--- START Entries shown ---

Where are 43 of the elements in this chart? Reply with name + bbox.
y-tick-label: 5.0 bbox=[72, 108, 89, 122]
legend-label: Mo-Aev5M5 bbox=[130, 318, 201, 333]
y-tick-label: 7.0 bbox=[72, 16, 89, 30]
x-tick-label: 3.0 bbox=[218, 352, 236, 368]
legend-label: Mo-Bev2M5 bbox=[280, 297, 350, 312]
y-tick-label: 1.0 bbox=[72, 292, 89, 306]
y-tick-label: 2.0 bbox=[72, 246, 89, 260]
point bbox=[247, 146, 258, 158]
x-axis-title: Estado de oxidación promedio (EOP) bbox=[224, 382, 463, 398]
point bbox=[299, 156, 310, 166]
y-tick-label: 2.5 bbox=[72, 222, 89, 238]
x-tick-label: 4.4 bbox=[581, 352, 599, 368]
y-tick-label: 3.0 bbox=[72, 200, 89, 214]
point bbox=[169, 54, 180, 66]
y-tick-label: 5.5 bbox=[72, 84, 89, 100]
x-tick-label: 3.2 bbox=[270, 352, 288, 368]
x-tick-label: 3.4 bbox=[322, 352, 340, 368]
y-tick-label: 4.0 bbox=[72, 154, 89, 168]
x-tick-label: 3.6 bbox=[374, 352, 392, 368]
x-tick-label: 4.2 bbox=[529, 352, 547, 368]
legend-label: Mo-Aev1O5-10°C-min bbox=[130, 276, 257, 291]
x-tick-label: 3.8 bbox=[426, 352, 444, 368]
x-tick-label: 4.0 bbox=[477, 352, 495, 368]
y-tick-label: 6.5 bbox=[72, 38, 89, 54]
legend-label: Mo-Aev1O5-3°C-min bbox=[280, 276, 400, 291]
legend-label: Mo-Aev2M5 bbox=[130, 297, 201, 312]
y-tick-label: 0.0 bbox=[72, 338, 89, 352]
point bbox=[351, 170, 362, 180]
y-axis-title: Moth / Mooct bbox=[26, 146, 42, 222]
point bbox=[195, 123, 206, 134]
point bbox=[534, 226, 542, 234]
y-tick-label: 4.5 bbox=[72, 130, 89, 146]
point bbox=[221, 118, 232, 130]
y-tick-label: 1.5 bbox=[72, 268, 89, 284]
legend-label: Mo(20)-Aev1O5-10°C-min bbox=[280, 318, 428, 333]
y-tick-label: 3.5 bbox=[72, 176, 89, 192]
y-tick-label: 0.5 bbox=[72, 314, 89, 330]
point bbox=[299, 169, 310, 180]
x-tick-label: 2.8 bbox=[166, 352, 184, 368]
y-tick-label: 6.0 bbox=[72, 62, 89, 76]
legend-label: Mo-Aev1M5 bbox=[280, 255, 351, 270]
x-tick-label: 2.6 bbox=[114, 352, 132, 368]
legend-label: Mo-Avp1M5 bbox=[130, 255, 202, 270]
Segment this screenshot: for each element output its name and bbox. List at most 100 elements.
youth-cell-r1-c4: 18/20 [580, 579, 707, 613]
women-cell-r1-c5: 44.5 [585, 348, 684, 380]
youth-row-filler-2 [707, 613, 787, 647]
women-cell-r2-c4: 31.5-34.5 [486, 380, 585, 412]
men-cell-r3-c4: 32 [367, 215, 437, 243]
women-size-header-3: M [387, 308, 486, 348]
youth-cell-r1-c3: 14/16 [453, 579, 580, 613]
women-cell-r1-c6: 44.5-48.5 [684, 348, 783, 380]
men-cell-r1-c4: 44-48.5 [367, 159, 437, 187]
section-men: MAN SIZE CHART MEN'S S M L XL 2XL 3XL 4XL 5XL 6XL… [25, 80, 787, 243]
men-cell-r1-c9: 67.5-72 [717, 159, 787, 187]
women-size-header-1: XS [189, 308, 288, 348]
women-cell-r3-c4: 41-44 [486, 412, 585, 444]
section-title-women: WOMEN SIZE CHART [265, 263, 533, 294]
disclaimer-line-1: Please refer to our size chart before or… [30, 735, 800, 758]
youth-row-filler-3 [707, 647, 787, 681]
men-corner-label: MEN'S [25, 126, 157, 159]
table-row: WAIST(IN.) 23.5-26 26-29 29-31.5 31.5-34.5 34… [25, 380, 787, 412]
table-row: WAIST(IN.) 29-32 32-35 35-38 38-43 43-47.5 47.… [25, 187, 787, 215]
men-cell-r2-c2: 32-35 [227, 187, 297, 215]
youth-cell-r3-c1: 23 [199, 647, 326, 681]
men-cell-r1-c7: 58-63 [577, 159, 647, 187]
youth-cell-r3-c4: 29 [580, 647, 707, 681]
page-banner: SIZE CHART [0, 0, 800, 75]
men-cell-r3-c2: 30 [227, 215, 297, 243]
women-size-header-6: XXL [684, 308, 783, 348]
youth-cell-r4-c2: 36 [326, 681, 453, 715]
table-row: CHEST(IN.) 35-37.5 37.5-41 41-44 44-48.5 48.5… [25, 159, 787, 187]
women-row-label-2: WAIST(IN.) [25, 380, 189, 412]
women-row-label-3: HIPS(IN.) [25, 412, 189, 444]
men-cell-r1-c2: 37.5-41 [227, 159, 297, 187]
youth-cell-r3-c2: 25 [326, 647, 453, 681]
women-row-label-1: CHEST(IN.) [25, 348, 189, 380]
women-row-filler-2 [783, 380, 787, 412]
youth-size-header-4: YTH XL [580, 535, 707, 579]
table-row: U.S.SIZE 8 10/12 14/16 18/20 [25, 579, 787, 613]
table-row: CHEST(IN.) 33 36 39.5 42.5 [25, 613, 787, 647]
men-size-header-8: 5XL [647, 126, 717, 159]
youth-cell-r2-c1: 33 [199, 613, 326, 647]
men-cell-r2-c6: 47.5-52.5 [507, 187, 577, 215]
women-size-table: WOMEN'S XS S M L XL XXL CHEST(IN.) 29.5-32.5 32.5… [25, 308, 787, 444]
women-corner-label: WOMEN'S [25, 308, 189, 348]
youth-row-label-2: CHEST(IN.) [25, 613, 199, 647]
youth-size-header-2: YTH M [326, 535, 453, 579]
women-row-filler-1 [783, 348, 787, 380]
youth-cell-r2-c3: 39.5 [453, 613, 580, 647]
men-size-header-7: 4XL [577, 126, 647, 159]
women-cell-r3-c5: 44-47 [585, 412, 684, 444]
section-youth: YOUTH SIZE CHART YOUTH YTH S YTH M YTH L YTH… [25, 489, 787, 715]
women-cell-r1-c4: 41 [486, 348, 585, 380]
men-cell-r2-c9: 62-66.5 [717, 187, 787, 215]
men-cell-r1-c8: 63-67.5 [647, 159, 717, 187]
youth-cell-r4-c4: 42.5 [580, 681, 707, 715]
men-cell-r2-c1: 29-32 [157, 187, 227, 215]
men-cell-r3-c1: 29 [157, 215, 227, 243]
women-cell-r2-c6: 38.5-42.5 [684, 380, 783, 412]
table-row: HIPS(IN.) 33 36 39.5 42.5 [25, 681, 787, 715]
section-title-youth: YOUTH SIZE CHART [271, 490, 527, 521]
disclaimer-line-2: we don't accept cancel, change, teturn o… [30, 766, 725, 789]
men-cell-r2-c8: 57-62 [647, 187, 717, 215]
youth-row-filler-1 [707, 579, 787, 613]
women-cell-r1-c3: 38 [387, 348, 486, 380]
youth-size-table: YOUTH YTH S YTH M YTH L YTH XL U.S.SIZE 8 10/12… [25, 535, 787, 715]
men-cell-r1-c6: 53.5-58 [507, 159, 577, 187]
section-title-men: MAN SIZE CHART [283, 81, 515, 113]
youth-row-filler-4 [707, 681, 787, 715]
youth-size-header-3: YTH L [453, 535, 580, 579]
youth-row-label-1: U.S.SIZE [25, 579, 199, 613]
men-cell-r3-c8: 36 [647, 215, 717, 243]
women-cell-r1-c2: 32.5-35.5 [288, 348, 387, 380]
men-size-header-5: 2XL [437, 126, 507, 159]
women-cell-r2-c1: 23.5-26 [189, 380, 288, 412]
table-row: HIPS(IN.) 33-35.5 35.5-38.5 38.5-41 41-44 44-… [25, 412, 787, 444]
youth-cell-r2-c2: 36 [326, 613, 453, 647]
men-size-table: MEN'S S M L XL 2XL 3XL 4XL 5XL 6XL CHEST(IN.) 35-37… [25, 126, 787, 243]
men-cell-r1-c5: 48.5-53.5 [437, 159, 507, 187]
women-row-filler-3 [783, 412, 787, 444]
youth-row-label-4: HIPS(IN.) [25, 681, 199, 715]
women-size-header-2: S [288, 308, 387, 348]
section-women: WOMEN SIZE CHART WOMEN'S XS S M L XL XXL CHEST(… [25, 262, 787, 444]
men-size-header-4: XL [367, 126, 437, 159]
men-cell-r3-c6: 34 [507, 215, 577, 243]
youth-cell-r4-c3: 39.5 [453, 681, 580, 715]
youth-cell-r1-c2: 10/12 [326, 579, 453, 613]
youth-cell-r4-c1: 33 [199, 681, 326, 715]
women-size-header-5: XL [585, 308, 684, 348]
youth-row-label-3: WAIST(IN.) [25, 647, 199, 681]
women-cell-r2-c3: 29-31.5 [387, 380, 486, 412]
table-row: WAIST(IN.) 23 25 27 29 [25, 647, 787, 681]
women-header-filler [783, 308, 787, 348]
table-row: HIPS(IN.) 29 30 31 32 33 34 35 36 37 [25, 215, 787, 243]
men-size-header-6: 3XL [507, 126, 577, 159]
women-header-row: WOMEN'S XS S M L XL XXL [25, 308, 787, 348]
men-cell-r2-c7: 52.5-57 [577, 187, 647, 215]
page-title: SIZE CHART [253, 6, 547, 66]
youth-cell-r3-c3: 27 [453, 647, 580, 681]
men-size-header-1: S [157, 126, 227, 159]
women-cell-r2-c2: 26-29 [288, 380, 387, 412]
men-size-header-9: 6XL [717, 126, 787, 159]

--- END Entries shown ---

● **Short problem**
Retype the lines above without changes, starting at the first line and ending at the line that contains "y-tick-label: 2.0 bbox=[72, 246, 89, 260]", with both of those lines included.

● **Response to this exercise**
Where are 43 of the elements in this chart? Reply with name + bbox.
y-tick-label: 5.0 bbox=[72, 108, 89, 122]
legend-label: Mo-Aev5M5 bbox=[130, 318, 201, 333]
y-tick-label: 7.0 bbox=[72, 16, 89, 30]
x-tick-label: 3.0 bbox=[218, 352, 236, 368]
legend-label: Mo-Bev2M5 bbox=[280, 297, 350, 312]
y-tick-label: 1.0 bbox=[72, 292, 89, 306]
y-tick-label: 2.0 bbox=[72, 246, 89, 260]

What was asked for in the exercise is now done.